Task to complete
Exclude the pictures and reproduce the remaining data exactly as written.

Stored records
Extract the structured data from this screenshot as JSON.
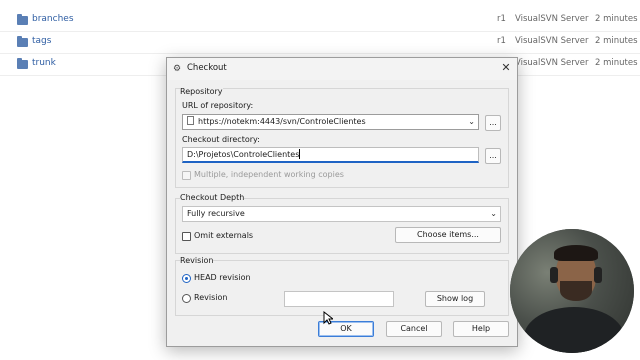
{
  "repo_browser": {
    "rows": [
      {
        "name": "branches",
        "rev": "r1",
        "author": "VisualSVN Server",
        "date": "2 minutes a"
      },
      {
        "name": "tags",
        "rev": "r1",
        "author": "VisualSVN Server",
        "date": "2 minutes a"
      },
      {
        "name": "trunk",
        "rev": "r1",
        "author": "VisualSVN Server",
        "date": "2 minutes a"
      }
    ]
  },
  "dialog": {
    "title": "Checkout",
    "close_glyph": "✕",
    "repository": {
      "group_label": "Repository",
      "url_label": "URL of repository:",
      "url_value": "https://notekm:4443/svn/ControleClientes",
      "browse_label": "...",
      "checkout_dir_label": "Checkout directory:",
      "checkout_dir_value": "D:\\Projetos\\ControleClientes",
      "dir_browse_label": "...",
      "multiple_copies_label": "Multiple, independent working copies"
    },
    "depth": {
      "group_label": "Checkout Depth",
      "selected": "Fully recursive",
      "omit_externals_label": "Omit externals",
      "choose_items_label": "Choose items..."
    },
    "revision": {
      "group_label": "Revision",
      "head_label": "HEAD revision",
      "revision_label": "Revision",
      "revision_value": "",
      "show_log_label": "Show log"
    },
    "buttons": {
      "ok": "OK",
      "cancel": "Cancel",
      "help": "Help"
    }
  }
}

Exercise response
Extract the structured data from this screenshot as JSON.
{
  "repo_browser": {
    "rows": [
      {
        "name": "branches",
        "rev": "r1",
        "author": "VisualSVN Server",
        "date": "2 minutes a"
      },
      {
        "name": "tags",
        "rev": "r1",
        "author": "VisualSVN Server",
        "date": "2 minutes a"
      },
      {
        "name": "trunk",
        "rev": "r1",
        "author": "VisualSVN Server",
        "date": "2 minutes a"
      }
    ]
  },
  "dialog": {
    "title": "Checkout",
    "close_glyph": "✕",
    "repository": {
      "group_label": "Repository",
      "url_label": "URL of repository:",
      "url_value": "https://notekm:4443/svn/ControleClientes",
      "browse_label": "...",
      "checkout_dir_label": "Checkout directory:",
      "checkout_dir_value": "D:\\Projetos\\ControleClientes",
      "dir_browse_label": "...",
      "multiple_copies_label": "Multiple, independent working copies"
    },
    "depth": {
      "group_label": "Checkout Depth",
      "selected": "Fully recursive",
      "omit_externals_label": "Omit externals",
      "choose_items_label": "Choose items..."
    },
    "revision": {
      "group_label": "Revision",
      "head_label": "HEAD revision",
      "revision_label": "Revision",
      "revision_value": "",
      "show_log_label": "Show log"
    },
    "buttons": {
      "ok": "OK",
      "cancel": "Cancel",
      "help": "Help"
    }
  }
}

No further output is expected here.